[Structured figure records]
— start —

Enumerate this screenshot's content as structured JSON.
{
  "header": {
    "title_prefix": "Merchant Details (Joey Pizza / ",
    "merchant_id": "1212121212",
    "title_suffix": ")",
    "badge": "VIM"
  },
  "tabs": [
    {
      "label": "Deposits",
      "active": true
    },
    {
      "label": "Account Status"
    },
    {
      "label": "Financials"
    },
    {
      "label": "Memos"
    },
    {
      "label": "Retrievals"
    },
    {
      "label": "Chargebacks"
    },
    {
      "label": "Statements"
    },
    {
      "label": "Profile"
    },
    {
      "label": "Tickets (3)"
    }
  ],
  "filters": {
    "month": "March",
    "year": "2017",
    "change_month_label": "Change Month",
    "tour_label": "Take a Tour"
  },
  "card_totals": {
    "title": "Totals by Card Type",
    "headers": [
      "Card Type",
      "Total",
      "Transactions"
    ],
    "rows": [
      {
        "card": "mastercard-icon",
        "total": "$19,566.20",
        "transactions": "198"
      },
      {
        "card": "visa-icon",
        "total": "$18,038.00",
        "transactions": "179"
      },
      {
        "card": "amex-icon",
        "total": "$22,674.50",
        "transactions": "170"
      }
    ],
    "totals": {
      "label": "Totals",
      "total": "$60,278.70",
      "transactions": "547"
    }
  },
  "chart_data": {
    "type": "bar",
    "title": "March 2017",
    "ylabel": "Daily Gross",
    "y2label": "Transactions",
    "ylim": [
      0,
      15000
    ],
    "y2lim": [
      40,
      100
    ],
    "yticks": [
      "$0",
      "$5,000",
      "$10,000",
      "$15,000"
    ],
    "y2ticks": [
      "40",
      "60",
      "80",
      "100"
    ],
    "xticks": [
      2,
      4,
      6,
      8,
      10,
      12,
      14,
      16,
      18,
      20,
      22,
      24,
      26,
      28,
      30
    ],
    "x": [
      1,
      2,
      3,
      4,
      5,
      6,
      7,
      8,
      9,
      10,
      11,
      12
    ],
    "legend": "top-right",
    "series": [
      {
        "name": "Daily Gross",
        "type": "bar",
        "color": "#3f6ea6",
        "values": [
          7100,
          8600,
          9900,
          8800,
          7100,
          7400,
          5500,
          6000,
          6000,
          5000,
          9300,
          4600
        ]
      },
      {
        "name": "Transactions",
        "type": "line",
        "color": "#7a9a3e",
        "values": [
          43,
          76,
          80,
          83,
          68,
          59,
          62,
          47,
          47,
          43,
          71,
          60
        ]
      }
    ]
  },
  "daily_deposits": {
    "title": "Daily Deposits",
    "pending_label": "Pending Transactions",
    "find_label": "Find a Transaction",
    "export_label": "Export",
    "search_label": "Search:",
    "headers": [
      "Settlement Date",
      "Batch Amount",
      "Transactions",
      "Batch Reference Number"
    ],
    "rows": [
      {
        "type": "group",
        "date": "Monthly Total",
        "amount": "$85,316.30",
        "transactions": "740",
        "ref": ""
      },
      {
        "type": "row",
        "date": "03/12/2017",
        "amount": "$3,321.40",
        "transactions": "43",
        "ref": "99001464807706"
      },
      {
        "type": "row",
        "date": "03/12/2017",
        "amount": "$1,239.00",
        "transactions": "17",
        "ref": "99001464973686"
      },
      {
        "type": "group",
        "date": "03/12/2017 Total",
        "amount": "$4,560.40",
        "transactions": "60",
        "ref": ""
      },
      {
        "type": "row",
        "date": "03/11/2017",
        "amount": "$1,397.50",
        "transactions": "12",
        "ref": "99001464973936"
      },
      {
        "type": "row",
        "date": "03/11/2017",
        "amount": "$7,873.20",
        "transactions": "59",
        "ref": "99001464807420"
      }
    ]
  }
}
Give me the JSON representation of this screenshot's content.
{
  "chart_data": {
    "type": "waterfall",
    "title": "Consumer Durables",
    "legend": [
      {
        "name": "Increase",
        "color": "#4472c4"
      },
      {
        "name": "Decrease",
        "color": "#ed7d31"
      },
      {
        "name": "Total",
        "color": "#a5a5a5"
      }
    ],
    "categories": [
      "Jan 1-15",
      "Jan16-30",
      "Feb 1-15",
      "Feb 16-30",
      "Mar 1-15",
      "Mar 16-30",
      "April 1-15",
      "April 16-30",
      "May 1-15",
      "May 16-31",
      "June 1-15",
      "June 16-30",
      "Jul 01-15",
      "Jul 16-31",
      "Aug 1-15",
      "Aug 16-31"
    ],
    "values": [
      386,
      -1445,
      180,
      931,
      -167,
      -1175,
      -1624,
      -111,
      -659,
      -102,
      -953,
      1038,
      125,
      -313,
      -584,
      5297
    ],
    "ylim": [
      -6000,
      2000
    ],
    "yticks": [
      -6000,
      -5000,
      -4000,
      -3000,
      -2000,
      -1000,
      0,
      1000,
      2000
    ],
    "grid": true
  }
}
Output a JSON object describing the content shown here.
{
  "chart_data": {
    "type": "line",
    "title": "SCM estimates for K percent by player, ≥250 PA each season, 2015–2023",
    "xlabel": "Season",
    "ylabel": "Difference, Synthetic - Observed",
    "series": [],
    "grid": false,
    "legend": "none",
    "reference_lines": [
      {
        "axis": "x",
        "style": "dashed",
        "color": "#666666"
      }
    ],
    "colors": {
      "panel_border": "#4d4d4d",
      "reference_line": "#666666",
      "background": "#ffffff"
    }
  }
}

— end —

» **Given exercise**:
Retype exactly the lines from the one containing "Give me the" through the last line of the records above, including both.

» **Answer for the task**:
Give me the JSON representation of this screenshot's content.
{
  "chart_data": {
    "type": "waterfall",
    "title": "Consumer Durables",
    "legend": [
      {
        "name": "Increase",
        "color": "#4472c4"
      },
      {
        "name": "Decrease",
        "color": "#ed7d31"
      },
      {
        "name": "Total",
        "color": "#a5a5a5"
      }
    ],
    "categories": [
      "Jan 1-15",
      "Jan16-30",
      "Feb 1-15",
      "Feb 16-30",
      "Mar 1-15",
      "Mar 16-30",
      "April 1-15",
      "April 16-30",
      "May 1-15",
      "May 16-31",
      "June 1-15",
      "June 16-30",
      "Jul 01-15",
      "Jul 16-31",
      "Aug 1-15",
      "Aug 16-31"
    ],
    "values": [
      386,
      -1445,
      180,
      931,
      -167,
      -1175,
      -1624,
      -111,
      -659,
      -102,
      -953,
      1038,
      125,
      -313,
      -584,
      5297
    ],
    "ylim": [
      -6000,
      2000
    ],
    "yticks": [
      -6000,
      -5000,
      -4000,
      -3000,
      -2000,
      -1000,
      0,
      1000,
      2000
    ],
    "grid": true
  }
}
Output a JSON object describing the content shown here.
{
  "chart_data": {
    "type": "line",
    "title": "SCM estimates for K percent by player, ≥250 PA each season, 2015–2023",
    "xlabel": "Season",
    "ylabel": "Difference, Synthetic - Observed",
    "series": [],
    "grid": false,
    "legend": "none",
    "reference_lines": [
      {
        "axis": "x",
        "style": "dashed",
        "color": "#666666"
      }
    ],
    "colors": {
      "panel_border": "#4d4d4d",
      "reference_line": "#666666",
      "background": "#ffffff"
    }
  }
}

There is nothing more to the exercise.